EXERCISE DESCRIPTION. Provide an exact reproduction of every entry.

DATA PROVIDED.

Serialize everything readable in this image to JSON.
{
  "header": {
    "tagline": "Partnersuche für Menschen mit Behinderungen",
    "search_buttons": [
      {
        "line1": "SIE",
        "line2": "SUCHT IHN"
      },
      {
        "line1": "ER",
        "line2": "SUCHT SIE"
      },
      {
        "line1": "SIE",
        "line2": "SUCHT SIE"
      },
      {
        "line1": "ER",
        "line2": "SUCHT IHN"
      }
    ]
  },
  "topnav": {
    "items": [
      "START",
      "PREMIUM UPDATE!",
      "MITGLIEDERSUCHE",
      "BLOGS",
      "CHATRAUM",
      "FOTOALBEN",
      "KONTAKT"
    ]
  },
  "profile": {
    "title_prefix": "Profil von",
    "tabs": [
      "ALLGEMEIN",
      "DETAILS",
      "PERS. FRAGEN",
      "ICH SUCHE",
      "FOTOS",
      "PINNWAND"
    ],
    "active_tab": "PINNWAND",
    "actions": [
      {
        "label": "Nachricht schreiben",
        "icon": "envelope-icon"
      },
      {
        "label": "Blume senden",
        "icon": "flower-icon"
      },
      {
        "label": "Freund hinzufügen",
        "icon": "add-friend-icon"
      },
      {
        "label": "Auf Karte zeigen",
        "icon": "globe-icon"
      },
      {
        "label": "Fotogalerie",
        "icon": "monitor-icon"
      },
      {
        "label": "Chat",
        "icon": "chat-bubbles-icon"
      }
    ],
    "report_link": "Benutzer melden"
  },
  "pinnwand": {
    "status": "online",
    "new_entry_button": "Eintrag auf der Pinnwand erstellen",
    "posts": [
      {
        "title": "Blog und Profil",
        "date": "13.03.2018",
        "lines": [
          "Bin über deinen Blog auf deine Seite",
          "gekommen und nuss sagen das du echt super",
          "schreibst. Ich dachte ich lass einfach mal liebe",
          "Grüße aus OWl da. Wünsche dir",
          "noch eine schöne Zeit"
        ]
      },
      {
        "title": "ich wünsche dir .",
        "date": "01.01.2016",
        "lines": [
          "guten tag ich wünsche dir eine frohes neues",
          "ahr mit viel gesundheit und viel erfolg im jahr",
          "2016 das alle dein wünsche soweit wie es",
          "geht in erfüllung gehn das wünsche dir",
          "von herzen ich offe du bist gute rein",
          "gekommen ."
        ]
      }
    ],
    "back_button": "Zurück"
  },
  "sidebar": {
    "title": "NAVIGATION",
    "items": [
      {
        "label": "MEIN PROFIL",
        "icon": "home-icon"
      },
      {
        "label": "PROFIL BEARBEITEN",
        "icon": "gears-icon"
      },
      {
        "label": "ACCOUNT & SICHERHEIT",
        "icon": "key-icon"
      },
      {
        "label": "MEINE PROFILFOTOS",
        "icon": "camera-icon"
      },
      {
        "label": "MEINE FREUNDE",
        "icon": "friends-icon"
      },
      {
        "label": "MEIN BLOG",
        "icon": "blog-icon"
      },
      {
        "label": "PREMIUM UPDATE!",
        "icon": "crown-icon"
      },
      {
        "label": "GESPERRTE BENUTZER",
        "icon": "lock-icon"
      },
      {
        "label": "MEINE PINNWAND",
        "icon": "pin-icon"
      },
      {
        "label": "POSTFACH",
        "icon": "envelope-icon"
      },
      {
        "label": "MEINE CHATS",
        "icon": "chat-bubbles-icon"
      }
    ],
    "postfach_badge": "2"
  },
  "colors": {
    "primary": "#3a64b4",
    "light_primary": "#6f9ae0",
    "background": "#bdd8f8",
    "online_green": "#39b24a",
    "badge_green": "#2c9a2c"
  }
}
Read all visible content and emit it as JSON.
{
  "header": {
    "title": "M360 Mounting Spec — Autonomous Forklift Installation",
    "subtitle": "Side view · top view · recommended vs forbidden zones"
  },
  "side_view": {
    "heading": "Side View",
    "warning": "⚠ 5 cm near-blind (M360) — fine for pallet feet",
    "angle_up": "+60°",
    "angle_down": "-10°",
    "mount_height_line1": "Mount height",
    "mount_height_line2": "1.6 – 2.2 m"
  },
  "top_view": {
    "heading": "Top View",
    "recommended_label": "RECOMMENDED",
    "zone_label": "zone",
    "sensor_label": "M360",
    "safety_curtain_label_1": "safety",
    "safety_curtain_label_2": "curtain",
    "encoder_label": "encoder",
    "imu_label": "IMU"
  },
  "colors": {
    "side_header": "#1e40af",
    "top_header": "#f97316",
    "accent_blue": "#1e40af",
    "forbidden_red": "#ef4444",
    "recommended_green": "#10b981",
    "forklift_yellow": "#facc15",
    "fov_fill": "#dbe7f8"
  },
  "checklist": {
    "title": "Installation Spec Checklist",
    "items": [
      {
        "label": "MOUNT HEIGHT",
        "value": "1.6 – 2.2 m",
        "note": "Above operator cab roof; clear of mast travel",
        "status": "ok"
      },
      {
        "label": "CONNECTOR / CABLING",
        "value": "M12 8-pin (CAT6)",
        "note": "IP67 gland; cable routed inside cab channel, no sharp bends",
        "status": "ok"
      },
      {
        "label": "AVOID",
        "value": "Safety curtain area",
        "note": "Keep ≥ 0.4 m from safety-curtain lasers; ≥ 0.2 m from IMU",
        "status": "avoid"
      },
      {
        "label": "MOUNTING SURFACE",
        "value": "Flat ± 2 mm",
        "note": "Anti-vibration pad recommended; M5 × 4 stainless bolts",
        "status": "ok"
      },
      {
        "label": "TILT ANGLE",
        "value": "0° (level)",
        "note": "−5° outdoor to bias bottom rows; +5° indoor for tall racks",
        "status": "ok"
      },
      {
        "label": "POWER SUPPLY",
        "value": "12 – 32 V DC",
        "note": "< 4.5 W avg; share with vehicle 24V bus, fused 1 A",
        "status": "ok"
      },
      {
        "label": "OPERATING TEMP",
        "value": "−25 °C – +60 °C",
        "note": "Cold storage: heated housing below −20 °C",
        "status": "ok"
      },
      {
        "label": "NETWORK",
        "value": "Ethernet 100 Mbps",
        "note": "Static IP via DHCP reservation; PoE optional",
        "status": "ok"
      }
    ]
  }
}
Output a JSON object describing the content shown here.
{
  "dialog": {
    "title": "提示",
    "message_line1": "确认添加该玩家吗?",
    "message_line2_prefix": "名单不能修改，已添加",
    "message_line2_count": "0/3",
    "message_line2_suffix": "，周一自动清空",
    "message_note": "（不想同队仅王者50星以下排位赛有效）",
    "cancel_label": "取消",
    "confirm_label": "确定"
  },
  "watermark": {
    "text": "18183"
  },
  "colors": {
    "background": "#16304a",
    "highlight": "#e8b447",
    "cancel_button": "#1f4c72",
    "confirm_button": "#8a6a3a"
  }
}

RESULT BELOW.
Serialize everything readable in this image to JSON.
{
  "header": {
    "tagline": "Partnersuche für Menschen mit Behinderungen",
    "search_buttons": [
      {
        "line1": "SIE",
        "line2": "SUCHT IHN"
      },
      {
        "line1": "ER",
        "line2": "SUCHT SIE"
      },
      {
        "line1": "SIE",
        "line2": "SUCHT SIE"
      },
      {
        "line1": "ER",
        "line2": "SUCHT IHN"
      }
    ]
  },
  "topnav": {
    "items": [
      "START",
      "PREMIUM UPDATE!",
      "MITGLIEDERSUCHE",
      "BLOGS",
      "CHATRAUM",
      "FOTOALBEN",
      "KONTAKT"
    ]
  },
  "profile": {
    "title_prefix": "Profil von",
    "tabs": [
      "ALLGEMEIN",
      "DETAILS",
      "PERS. FRAGEN",
      "ICH SUCHE",
      "FOTOS",
      "PINNWAND"
    ],
    "active_tab": "PINNWAND",
    "actions": [
      {
        "label": "Nachricht schreiben",
        "icon": "envelope-icon"
      },
      {
        "label": "Blume senden",
        "icon": "flower-icon"
      },
      {
        "label": "Freund hinzufügen",
        "icon": "add-friend-icon"
      },
      {
        "label": "Auf Karte zeigen",
        "icon": "globe-icon"
      },
      {
        "label": "Fotogalerie",
        "icon": "monitor-icon"
      },
      {
        "label": "Chat",
        "icon": "chat-bubbles-icon"
      }
    ],
    "report_link": "Benutzer melden"
  },
  "pinnwand": {
    "status": "online",
    "new_entry_button": "Eintrag auf der Pinnwand erstellen",
    "posts": [
      {
        "title": "Blog und Profil",
        "date": "13.03.2018",
        "lines": [
          "Bin über deinen Blog auf deine Seite",
          "gekommen und nuss sagen das du echt super",
          "schreibst. Ich dachte ich lass einfach mal liebe",
          "Grüße aus OWl da. Wünsche dir",
          "noch eine schöne Zeit"
        ]
      },
      {
        "title": "ich wünsche dir .",
        "date": "01.01.2016",
        "lines": [
          "guten tag ich wünsche dir eine frohes neues",
          "ahr mit viel gesundheit und viel erfolg im jahr",
          "2016 das alle dein wünsche soweit wie es",
          "geht in erfüllung gehn das wünsche dir",
          "von herzen ich offe du bist gute rein",
          "gekommen ."
        ]
      }
    ],
    "back_button": "Zurück"
  },
  "sidebar": {
    "title": "NAVIGATION",
    "items": [
      {
        "label": "MEIN PROFIL",
        "icon": "home-icon"
      },
      {
        "label": "PROFIL BEARBEITEN",
        "icon": "gears-icon"
      },
      {
        "label": "ACCOUNT & SICHERHEIT",
        "icon": "key-icon"
      },
      {
        "label": "MEINE PROFILFOTOS",
        "icon": "camera-icon"
      },
      {
        "label": "MEINE FREUNDE",
        "icon": "friends-icon"
      },
      {
        "label": "MEIN BLOG",
        "icon": "blog-icon"
      },
      {
        "label": "PREMIUM UPDATE!",
        "icon": "crown-icon"
      },
      {
        "label": "GESPERRTE BENUTZER",
        "icon": "lock-icon"
      },
      {
        "label": "MEINE PINNWAND",
        "icon": "pin-icon"
      },
      {
        "label": "POSTFACH",
        "icon": "envelope-icon"
      },
      {
        "label": "MEINE CHATS",
        "icon": "chat-bubbles-icon"
      }
    ],
    "postfach_badge": "2"
  },
  "colors": {
    "primary": "#3a64b4",
    "light_primary": "#6f9ae0",
    "background": "#bdd8f8",
    "online_green": "#39b24a",
    "badge_green": "#2c9a2c"
  }
}
Read all visible content and emit it as JSON.
{
  "header": {
    "title": "M360 Mounting Spec — Autonomous Forklift Installation",
    "subtitle": "Side view · top view · recommended vs forbidden zones"
  },
  "side_view": {
    "heading": "Side View",
    "warning": "⚠ 5 cm near-blind (M360) — fine for pallet feet",
    "angle_up": "+60°",
    "angle_down": "-10°",
    "mount_height_line1": "Mount height",
    "mount_height_line2": "1.6 – 2.2 m"
  },
  "top_view": {
    "heading": "Top View",
    "recommended_label": "RECOMMENDED",
    "zone_label": "zone",
    "sensor_label": "M360",
    "safety_curtain_label_1": "safety",
    "safety_curtain_label_2": "curtain",
    "encoder_label": "encoder",
    "imu_label": "IMU"
  },
  "colors": {
    "side_header": "#1e40af",
    "top_header": "#f97316",
    "accent_blue": "#1e40af",
    "forbidden_red": "#ef4444",
    "recommended_green": "#10b981",
    "forklift_yellow": "#facc15",
    "fov_fill": "#dbe7f8"
  },
  "checklist": {
    "title": "Installation Spec Checklist",
    "items": [
      {
        "label": "MOUNT HEIGHT",
        "value": "1.6 – 2.2 m",
        "note": "Above operator cab roof; clear of mast travel",
        "status": "ok"
      },
      {
        "label": "CONNECTOR / CABLING",
        "value": "M12 8-pin (CAT6)",
        "note": "IP67 gland; cable routed inside cab channel, no sharp bends",
        "status": "ok"
      },
      {
        "label": "AVOID",
        "value": "Safety curtain area",
        "note": "Keep ≥ 0.4 m from safety-curtain lasers; ≥ 0.2 m from IMU",
        "status": "avoid"
      },
      {
        "label": "MOUNTING SURFACE",
        "value": "Flat ± 2 mm",
        "note": "Anti-vibration pad recommended; M5 × 4 stainless bolts",
        "status": "ok"
      },
      {
        "label": "TILT ANGLE",
        "value": "0° (level)",
        "note": "−5° outdoor to bias bottom rows; +5° indoor for tall racks",
        "status": "ok"
      },
      {
        "label": "POWER SUPPLY",
        "value": "12 – 32 V DC",
        "note": "< 4.5 W avg; share with vehicle 24V bus, fused 1 A",
        "status": "ok"
      },
      {
        "label": "OPERATING TEMP",
        "value": "−25 °C – +60 °C",
        "note": "Cold storage: heated housing below −20 °C",
        "status": "ok"
      },
      {
        "label": "NETWORK",
        "value": "Ethernet 100 Mbps",
        "note": "Static IP via DHCP reservation; PoE optional",
        "status": "ok"
      }
    ]
  }
}
Output a JSON object describing the content shown here.
{
  "dialog": {
    "title": "提示",
    "message_line1": "确认添加该玩家吗?",
    "message_line2_prefix": "名单不能修改，已添加",
    "message_line2_count": "0/3",
    "message_line2_suffix": "，周一自动清空",
    "message_note": "（不想同队仅王者50星以下排位赛有效）",
    "cancel_label": "取消",
    "confirm_label": "确定"
  },
  "watermark": {
    "text": "18183"
  },
  "colors": {
    "background": "#16304a",
    "highlight": "#e8b447",
    "cancel_button": "#1f4c72",
    "confirm_button": "#8a6a3a"
  }
}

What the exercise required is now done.